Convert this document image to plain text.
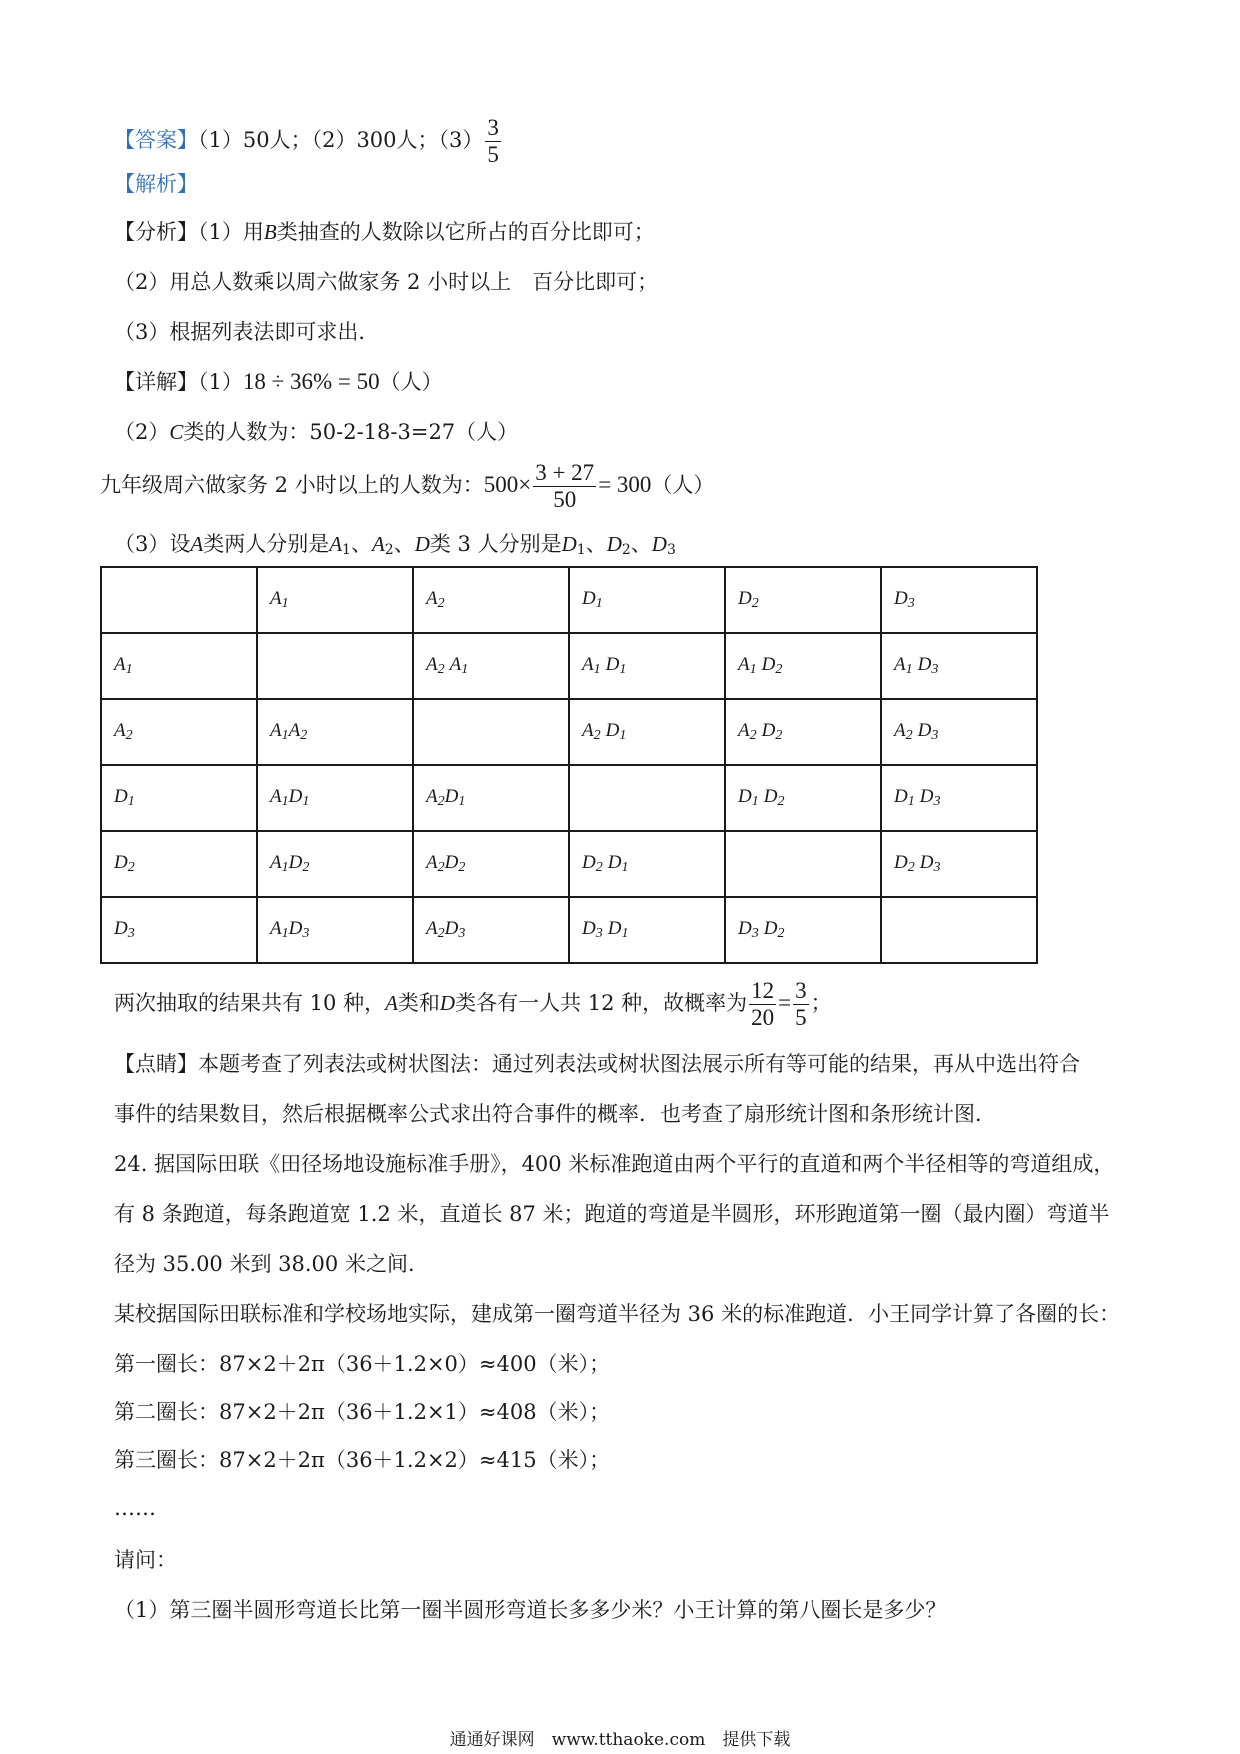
【答案】（1）50人；（2）300人；$(3) \frac{3}{5}$
【解析】
【分析】（1）用B类抽查的人数除以它所占的百分比即可；
（2）用总人数乘以周六做家务 2 小时以上　百分比即可；
（3）根据列表法即可求出．
【详解】（1）18 ÷ 36% = 50（人）
（2）C类的人数为：50-2-18-3=27（人）
九年级周六做家务 2 小时以上的人数为：$500\times \frac{3 + 27}{50} = 300$（人）
（3）设A类两人分别是$A_1$、$A_2$、D类 3 人分别是$D_1$、$D_2$、$D_3$
	$A_1$	$A_2$	$D_1$	$D_2$	$D_3$
$A_1$		$A_2$ $A_1$	$A_1$ $D_1$	$A_1$ $D_2$	$A_1$ $D_3$
$A_2$	$A_1A_2$		$A_2$ $D_1$	$A_2$ $D_2$	$A_2$ $D_3$
$D_1$	$A_1D_1$	$A_2D_1$		$D_1$ $D_2$	$D_1$ $D_3$
$D_2$	$A_1D_2$	$A_2D_2$	$D_2$ $D_1$		$D_2$ $D_3$
$D_3$	$A_1D_3$	$A_2D_3$	$D_3$ $D_1$	$D_3$ $D_2$	
两次抽取的结果共有 10 种，A类和D类各有一人共 12 种，故概率为 $\frac{12}{20} = \frac{3}{5}$ ；
【点睛】本题考查了列表法或树状图法：通过列表法或树状图法展示所有等可能的结果，再从中选出符合
事件的结果数目，然后根据概率公式求出符合事件的概率．也考查了扇形统计图和条形统计图．
24. 据国际田联《田径场地设施标准手册》，400 米标准跑道由两个平行的直道和两个半径相等的弯道组成，
有 8 条跑道，每条跑道宽 1.2 米，直道长 87 米；跑道的弯道是半圆形，环形跑道第一圈（最内圈）弯道半
径为 35.00 米到 38.00 米之间．
某校据国际田联标准和学校场地实际，建成第一圈弯道半径为 36 米的标准跑道．小王同学计算了各圈的长：
第一圈长：87×2＋2π（36＋1.2×0）≈400（米）；
第二圈长：87×2＋2π（36＋1.2×1）≈408（米）；
第三圈长：87×2＋2π（36＋1.2×2）≈415（米）；
……
请问：
（1）第三圈半圆形弯道长比第一圈半圆形弯道长多多少米？小王计算的第八圈长是多少？
通通好课网　www.tthaoke.com　提供下载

• Task statement: From the listing above, pick out each line where the word "frac" appears.

• Answer to this problem:
【答案】（1）50人；（2）300人；$(3) \frac{3}{5}$
九年级周六做家务 2 小时以上的人数为：$500\times \frac{3 + 27}{50} = 300$（人）
两次抽取的结果共有 10 种，A类和D类各有一人共 12 种，故概率为 $\frac{12}{20} = \frac{3}{5}$ ；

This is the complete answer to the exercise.